## Begin
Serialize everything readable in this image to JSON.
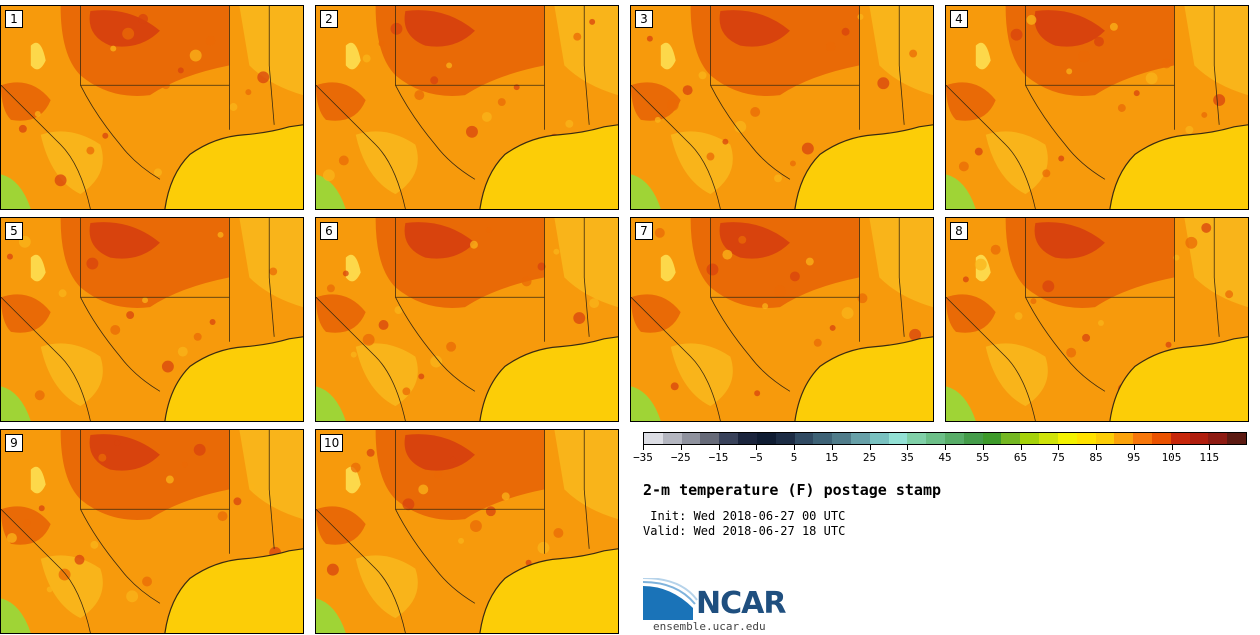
{
  "colors": {
    "land_base": "#f79a0c",
    "land_hot": "#e96a06",
    "land_hottest": "#d8430d",
    "land_warm": "#f9b41a",
    "land_cool": "#fdd84a",
    "land_green": "#9fd436",
    "gulf": "#fccd07",
    "border": "#3a2a10"
  },
  "stamps": [
    {
      "label": "1"
    },
    {
      "label": "2"
    },
    {
      "label": "3"
    },
    {
      "label": "4"
    },
    {
      "label": "5"
    },
    {
      "label": "6"
    },
    {
      "label": "7"
    },
    {
      "label": "8"
    },
    {
      "label": "9"
    },
    {
      "label": "10"
    }
  ],
  "colorbar": {
    "colors": [
      "#dcdde4",
      "#b4b6c0",
      "#8f929e",
      "#666a78",
      "#39425a",
      "#1b253d",
      "#0f1c32",
      "#1c2c44",
      "#304a62",
      "#3e6276",
      "#507c8a",
      "#67a0a8",
      "#79c1c0",
      "#93e1d5",
      "#80d0a8",
      "#6cbf88",
      "#58ad68",
      "#449c4a",
      "#3d9a2a",
      "#74b722",
      "#a5d20a",
      "#cfe30a",
      "#f3f201",
      "#ffe200",
      "#fccd07",
      "#fba30b",
      "#f7770b",
      "#ea5200",
      "#c7270b",
      "#b01e0e",
      "#8e1b12",
      "#5c1a12"
    ],
    "tick_labels": [
      "−35",
      "−25",
      "−15",
      "−5",
      "5",
      "15",
      "25",
      "35",
      "45",
      "55",
      "65",
      "75",
      "85",
      "95",
      "105",
      "115"
    ]
  },
  "title": "2-m temperature (F) postage stamp",
  "init_line": " Init: Wed 2018-06-27 00 UTC",
  "valid_line": "Valid: Wed 2018-06-27 18 UTC",
  "logo": {
    "name": "NCAR",
    "url": "ensemble.ucar.edu"
  }
}
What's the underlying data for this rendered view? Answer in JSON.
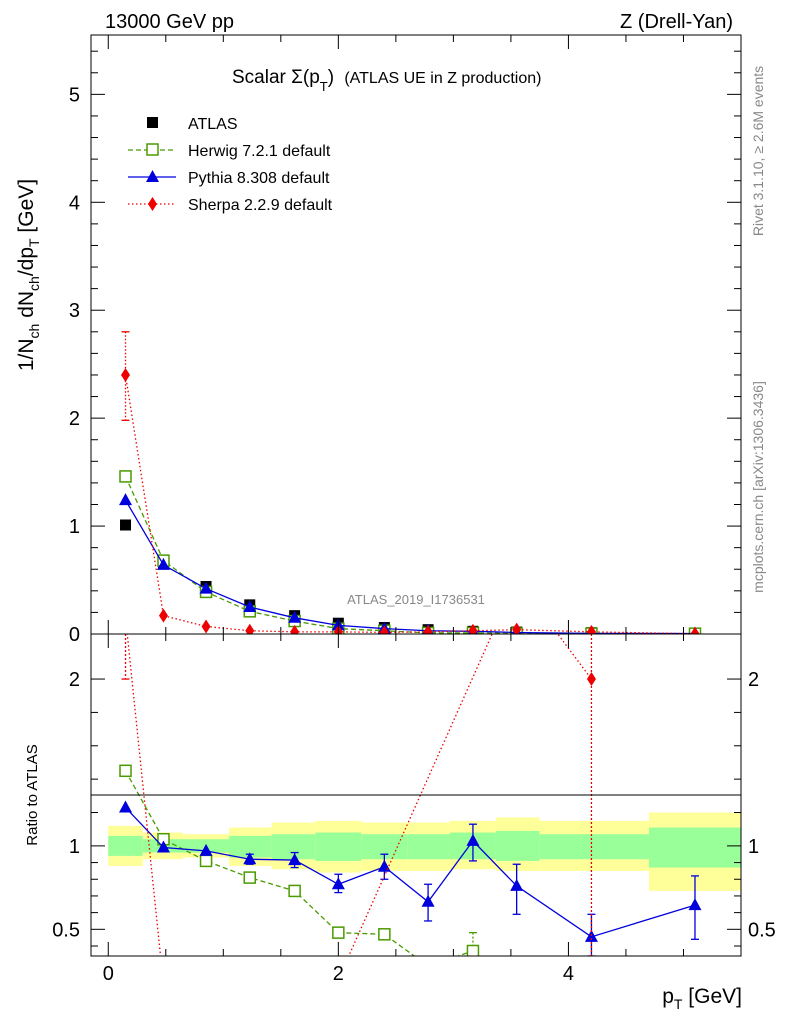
{
  "header": {
    "left": "13000 GeV pp",
    "right": "Z (Drell-Yan)"
  },
  "title": {
    "main": "Scalar Σ(p",
    "sub": "T",
    "close": ")",
    "suffix": "(ATLAS UE in Z production)"
  },
  "analysis_id": "ATLAS_2019_I1736531",
  "side_labels": {
    "rivet": "Rivet 3.1.10, ≥ 2.6M events",
    "mcplots": "mcplots.cern.ch [arXiv:1306.3436]"
  },
  "axes": {
    "y_main_label": "1/N_ch dN_ch/dp_T [GeV]",
    "y_ratio_label": "Ratio to ATLAS",
    "x_label": "p_T [GeV]"
  },
  "legend": [
    {
      "label": "ATLAS",
      "color": "#000000",
      "marker": "square-filled"
    },
    {
      "label": "Herwig 7.2.1 default",
      "color": "#4a9a00",
      "marker": "square-open",
      "line": "dashed"
    },
    {
      "label": "Pythia 8.308 default",
      "color": "#0000dd",
      "marker": "triangle",
      "line": "solid"
    },
    {
      "label": "Sherpa 2.2.9 default",
      "color": "#ee0000",
      "marker": "diamond",
      "line": "dotted"
    }
  ],
  "chart_data": {
    "type": "line",
    "x_range": [
      -0.15,
      5.5
    ],
    "x_ticks": [
      0,
      2,
      4
    ],
    "main": {
      "ylim": [
        0,
        5.55
      ],
      "y_ticks": [
        0,
        1,
        2,
        3,
        4,
        5
      ],
      "series": [
        {
          "name": "ATLAS",
          "x": [
            0.15,
            0.48,
            0.85,
            1.23,
            1.62,
            2.0,
            2.4,
            2.78,
            3.17,
            3.55,
            4.2,
            5.1
          ],
          "y": [
            1.01,
            0.65,
            0.44,
            0.27,
            0.17,
            0.1,
            0.06,
            0.04,
            0.025,
            0.018,
            0.012,
            0.006
          ]
        },
        {
          "name": "Herwig 7.2.1 default",
          "x": [
            0.15,
            0.48,
            0.85,
            1.23,
            1.62,
            2.0,
            2.4,
            2.78,
            3.17,
            3.55,
            4.2,
            5.1
          ],
          "y": [
            1.46,
            0.68,
            0.39,
            0.21,
            0.12,
            0.05,
            0.03,
            0.01,
            0.01,
            0.005,
            0.004,
            0.003
          ]
        },
        {
          "name": "Pythia 8.308 default",
          "x": [
            0.15,
            0.48,
            0.85,
            1.23,
            1.62,
            2.0,
            2.4,
            2.78,
            3.17,
            3.55,
            4.2,
            5.1
          ],
          "y": [
            1.24,
            0.64,
            0.42,
            0.25,
            0.15,
            0.08,
            0.05,
            0.03,
            0.025,
            0.014,
            0.006,
            0.004
          ]
        },
        {
          "name": "Sherpa 2.2.9 default",
          "x": [
            0.15,
            0.48,
            0.85,
            1.23,
            1.62,
            2.0,
            2.4,
            2.78,
            3.17,
            3.55,
            4.2,
            5.1
          ],
          "y": [
            2.4,
            0.17,
            0.07,
            0.03,
            0.02,
            0.02,
            0.015,
            0.02,
            0.03,
            0.04,
            0.02,
            0.002
          ],
          "err_top": [
            2.8,
            null,
            null,
            null,
            null,
            null,
            null,
            null,
            null,
            null,
            null,
            null
          ],
          "err_bot": [
            1.98,
            null,
            null,
            null,
            null,
            null,
            null,
            null,
            null,
            null,
            null,
            null
          ]
        }
      ]
    },
    "ratio": {
      "ylim": [
        0.34,
        2.27
      ],
      "y_ticks": [
        0.5,
        1,
        2
      ],
      "reference_line": 1,
      "bands": {
        "x_edges": [
          0.0,
          0.3,
          0.65,
          1.05,
          1.42,
          1.8,
          2.2,
          2.6,
          2.97,
          3.37,
          3.75,
          4.7,
          5.5
        ],
        "outer_lo": [
          0.88,
          0.92,
          0.93,
          0.88,
          0.86,
          0.84,
          0.85,
          0.85,
          0.86,
          0.85,
          0.85,
          0.73
        ],
        "outer_hi": [
          1.12,
          1.08,
          1.07,
          1.11,
          1.14,
          1.15,
          1.14,
          1.14,
          1.15,
          1.17,
          1.15,
          1.2
        ],
        "inner_lo": [
          0.94,
          0.96,
          0.96,
          0.93,
          0.92,
          0.91,
          0.92,
          0.92,
          0.92,
          0.91,
          0.92,
          0.87
        ],
        "inner_hi": [
          1.06,
          1.04,
          1.04,
          1.06,
          1.07,
          1.08,
          1.07,
          1.07,
          1.08,
          1.09,
          1.07,
          1.11
        ]
      },
      "series": [
        {
          "name": "Herwig 7.2.1 default",
          "x": [
            0.15,
            0.48,
            0.85,
            1.23,
            1.62,
            2.0,
            2.4,
            2.78,
            3.17
          ],
          "y": [
            1.45,
            1.04,
            0.91,
            0.81,
            0.73,
            0.48,
            0.47,
            0.28,
            0.37
          ],
          "err_lo": [
            null,
            null,
            null,
            null,
            0.7,
            0.46,
            0.44,
            null,
            0.35
          ],
          "err_hi": [
            null,
            null,
            null,
            null,
            0.76,
            0.51,
            0.5,
            null,
            0.48
          ]
        },
        {
          "name": "Pythia 8.308 default",
          "x": [
            0.15,
            0.48,
            0.85,
            1.23,
            1.62,
            2.0,
            2.4,
            2.78,
            3.17,
            3.55,
            4.2,
            5.1
          ],
          "y": [
            1.23,
            0.99,
            0.97,
            0.92,
            0.915,
            0.77,
            0.875,
            0.665,
            1.03,
            0.76,
            0.455,
            0.645
          ],
          "err_lo": [
            null,
            null,
            null,
            0.89,
            0.87,
            0.72,
            0.8,
            0.55,
            0.91,
            0.59,
            0.34,
            0.44
          ],
          "err_hi": [
            null,
            null,
            null,
            0.95,
            0.96,
            0.83,
            0.95,
            0.77,
            1.13,
            0.89,
            0.59,
            0.82
          ]
        },
        {
          "name": "Sherpa 2.2.9 default",
          "x": [
            0.15,
            0.48,
            2.0,
            3.55,
            4.2
          ],
          "y": [
            2.37,
            0.17,
            0.2,
            2.6,
            2.0
          ],
          "err_lo": [
            2.0,
            null,
            null,
            null,
            0.3
          ],
          "err_hi": [
            2.6,
            null,
            null,
            null,
            2.3
          ]
        }
      ]
    }
  }
}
## End
WHAT IS EXPECTED:
Using the listing above, list every line in which the string "JSON" occurs.

SOLUTION:
Serialize everything readable in this image to JSON.
What's the underlying data for this rendered view? Answer in JSON.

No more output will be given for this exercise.